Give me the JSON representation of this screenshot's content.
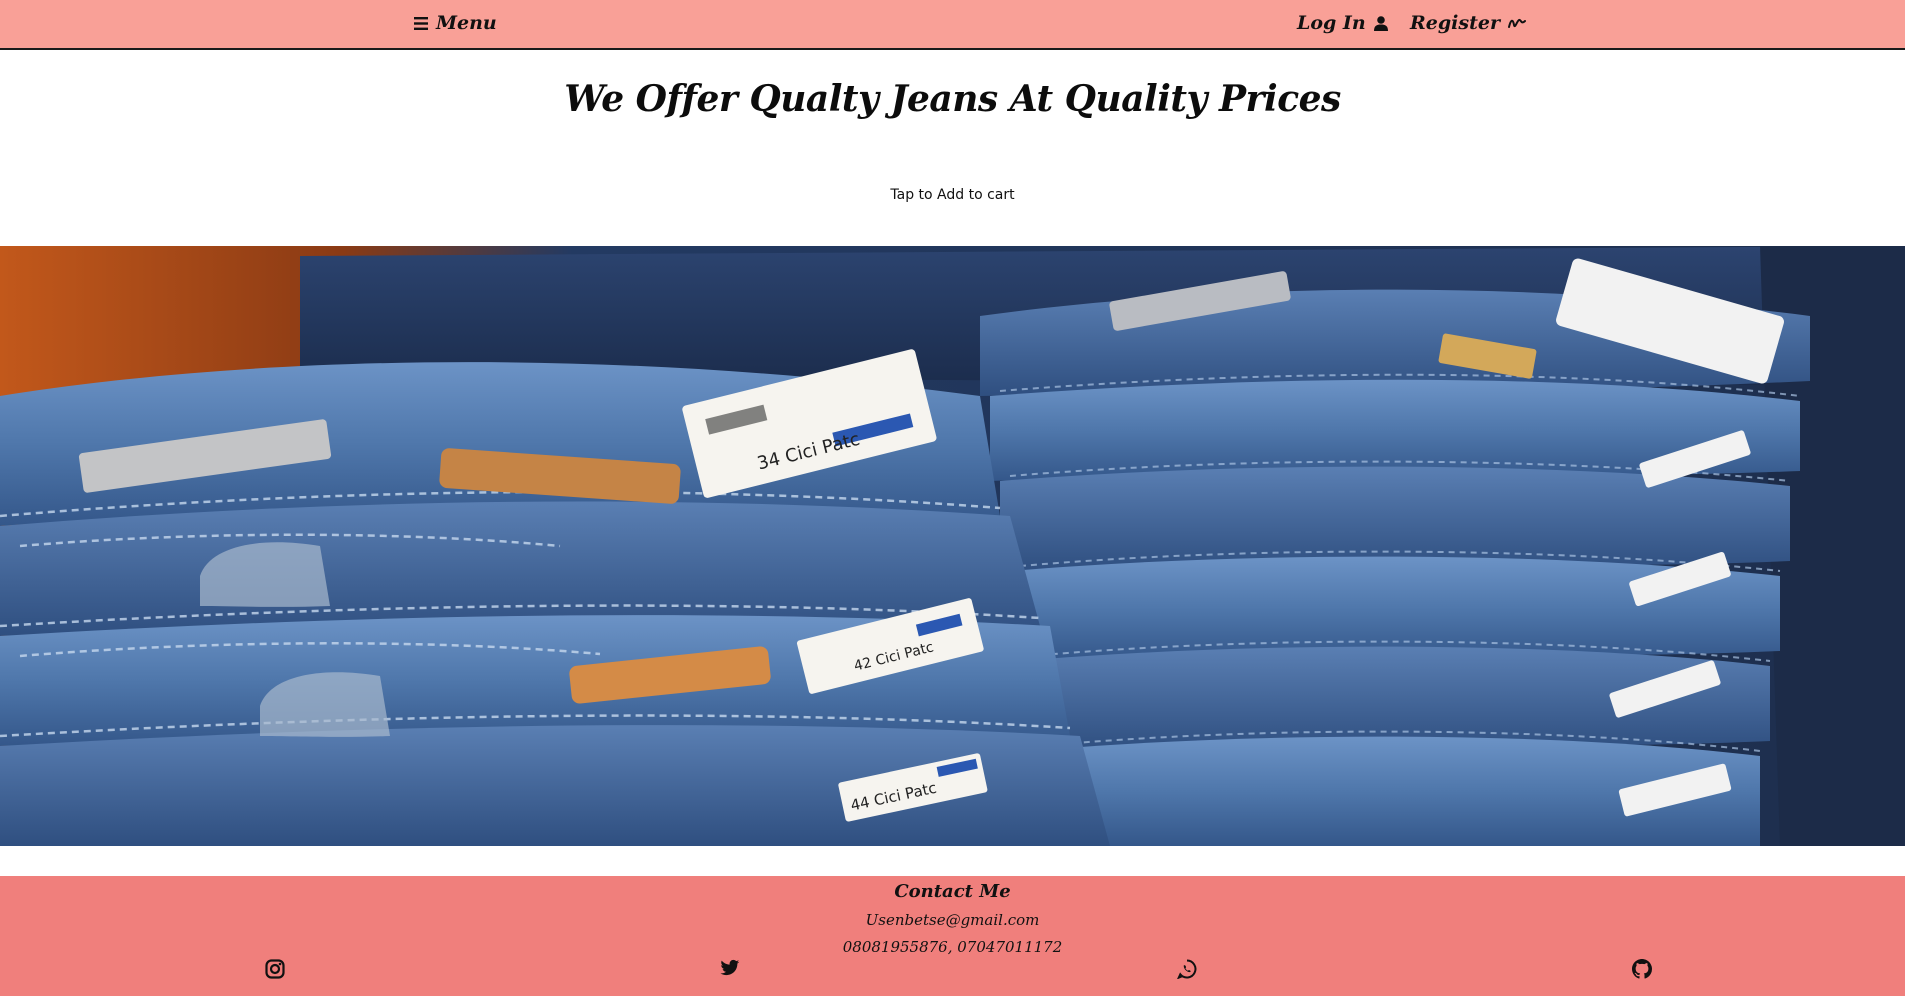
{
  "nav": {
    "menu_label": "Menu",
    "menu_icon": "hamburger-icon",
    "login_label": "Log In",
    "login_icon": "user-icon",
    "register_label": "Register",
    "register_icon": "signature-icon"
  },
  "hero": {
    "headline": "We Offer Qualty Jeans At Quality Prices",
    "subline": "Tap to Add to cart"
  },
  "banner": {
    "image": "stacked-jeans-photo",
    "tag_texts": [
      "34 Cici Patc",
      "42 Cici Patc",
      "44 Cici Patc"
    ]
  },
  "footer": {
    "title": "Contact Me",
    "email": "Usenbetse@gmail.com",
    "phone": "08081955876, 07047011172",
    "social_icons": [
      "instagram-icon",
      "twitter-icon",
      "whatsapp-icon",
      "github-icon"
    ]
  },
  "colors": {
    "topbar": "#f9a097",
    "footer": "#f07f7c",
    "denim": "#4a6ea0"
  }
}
==================================================
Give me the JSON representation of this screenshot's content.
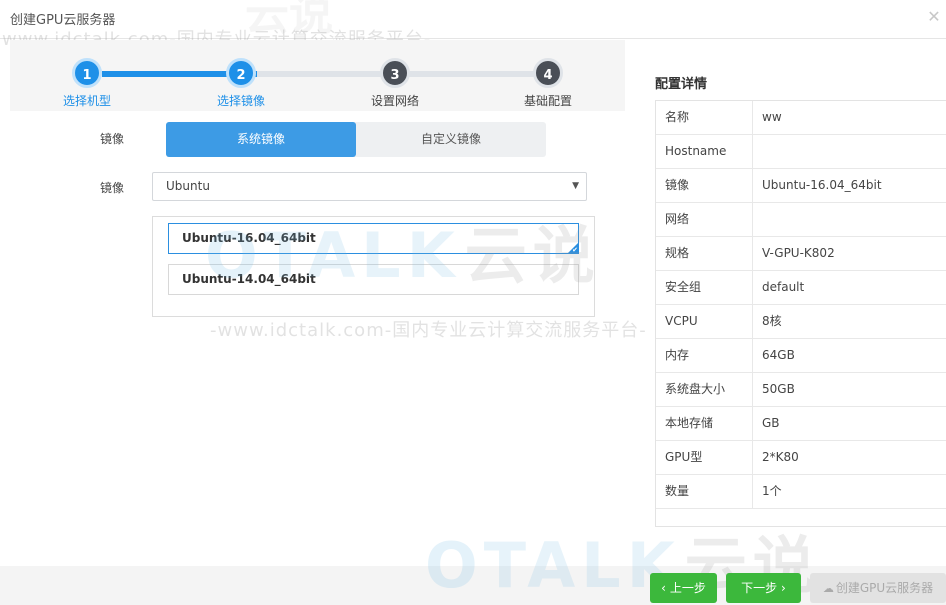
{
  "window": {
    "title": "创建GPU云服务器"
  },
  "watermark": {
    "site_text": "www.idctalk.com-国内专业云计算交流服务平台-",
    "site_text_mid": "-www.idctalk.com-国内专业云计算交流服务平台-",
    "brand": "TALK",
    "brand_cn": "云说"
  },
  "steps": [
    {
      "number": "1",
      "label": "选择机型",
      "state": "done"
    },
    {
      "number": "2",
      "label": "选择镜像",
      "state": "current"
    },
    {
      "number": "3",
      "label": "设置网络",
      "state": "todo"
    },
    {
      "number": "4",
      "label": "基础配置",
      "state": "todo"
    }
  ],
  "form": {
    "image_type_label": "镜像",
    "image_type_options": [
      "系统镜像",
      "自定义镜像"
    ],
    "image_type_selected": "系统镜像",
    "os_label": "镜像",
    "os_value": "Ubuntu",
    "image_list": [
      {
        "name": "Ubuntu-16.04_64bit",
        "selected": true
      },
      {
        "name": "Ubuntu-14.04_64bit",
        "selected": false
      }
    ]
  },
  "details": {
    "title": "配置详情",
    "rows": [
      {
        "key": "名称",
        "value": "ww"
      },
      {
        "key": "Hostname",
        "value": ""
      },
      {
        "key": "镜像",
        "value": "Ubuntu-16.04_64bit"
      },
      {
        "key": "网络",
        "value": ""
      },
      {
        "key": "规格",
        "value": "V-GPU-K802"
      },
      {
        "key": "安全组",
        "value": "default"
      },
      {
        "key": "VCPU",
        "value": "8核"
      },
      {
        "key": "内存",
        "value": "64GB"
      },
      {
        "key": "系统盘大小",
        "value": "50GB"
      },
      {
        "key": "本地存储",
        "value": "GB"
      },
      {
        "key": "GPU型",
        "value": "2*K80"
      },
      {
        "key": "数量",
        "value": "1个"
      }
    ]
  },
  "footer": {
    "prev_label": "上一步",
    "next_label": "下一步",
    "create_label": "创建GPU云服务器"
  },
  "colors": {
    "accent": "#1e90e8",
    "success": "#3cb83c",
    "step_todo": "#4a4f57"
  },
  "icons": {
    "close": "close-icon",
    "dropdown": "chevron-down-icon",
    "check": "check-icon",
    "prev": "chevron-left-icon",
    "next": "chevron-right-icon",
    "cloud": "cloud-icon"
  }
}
==================================================
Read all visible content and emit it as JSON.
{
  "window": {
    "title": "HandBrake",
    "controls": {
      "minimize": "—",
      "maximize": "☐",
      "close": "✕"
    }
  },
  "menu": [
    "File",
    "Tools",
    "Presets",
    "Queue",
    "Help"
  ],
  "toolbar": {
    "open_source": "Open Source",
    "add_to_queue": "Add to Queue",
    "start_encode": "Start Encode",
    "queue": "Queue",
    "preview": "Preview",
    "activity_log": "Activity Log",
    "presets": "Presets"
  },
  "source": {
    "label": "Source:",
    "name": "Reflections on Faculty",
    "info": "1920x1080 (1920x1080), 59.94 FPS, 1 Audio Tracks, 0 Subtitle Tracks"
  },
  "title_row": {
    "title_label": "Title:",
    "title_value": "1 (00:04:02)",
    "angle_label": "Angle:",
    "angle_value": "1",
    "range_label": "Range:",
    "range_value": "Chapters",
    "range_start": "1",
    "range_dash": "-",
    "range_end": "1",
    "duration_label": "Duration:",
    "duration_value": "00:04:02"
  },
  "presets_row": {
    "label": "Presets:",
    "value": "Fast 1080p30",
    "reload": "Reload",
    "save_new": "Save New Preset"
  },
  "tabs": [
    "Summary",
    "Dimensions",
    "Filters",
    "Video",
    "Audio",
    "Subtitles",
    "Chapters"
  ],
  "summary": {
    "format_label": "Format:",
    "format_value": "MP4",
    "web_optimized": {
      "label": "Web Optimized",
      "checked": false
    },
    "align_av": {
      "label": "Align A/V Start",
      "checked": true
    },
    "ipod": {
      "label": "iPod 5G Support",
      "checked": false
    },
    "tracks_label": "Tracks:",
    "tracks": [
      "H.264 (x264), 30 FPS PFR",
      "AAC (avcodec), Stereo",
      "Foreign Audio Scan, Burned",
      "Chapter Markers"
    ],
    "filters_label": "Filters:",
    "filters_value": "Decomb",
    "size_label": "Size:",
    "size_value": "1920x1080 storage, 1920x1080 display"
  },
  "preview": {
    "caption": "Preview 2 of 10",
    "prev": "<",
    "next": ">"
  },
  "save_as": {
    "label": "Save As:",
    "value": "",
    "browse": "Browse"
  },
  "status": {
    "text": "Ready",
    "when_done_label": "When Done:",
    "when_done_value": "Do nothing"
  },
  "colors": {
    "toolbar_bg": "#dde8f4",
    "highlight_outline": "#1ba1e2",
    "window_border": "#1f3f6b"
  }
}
==================================================
**THE EXERCISE:** Search the preceding listing for the word "chevron" and pull out every line that holds it.

**TASK RESPONSE:**
    "dropdown": "chevron-down-icon",
    "prev": "chevron-left-icon",
    "next": "chevron-right-icon",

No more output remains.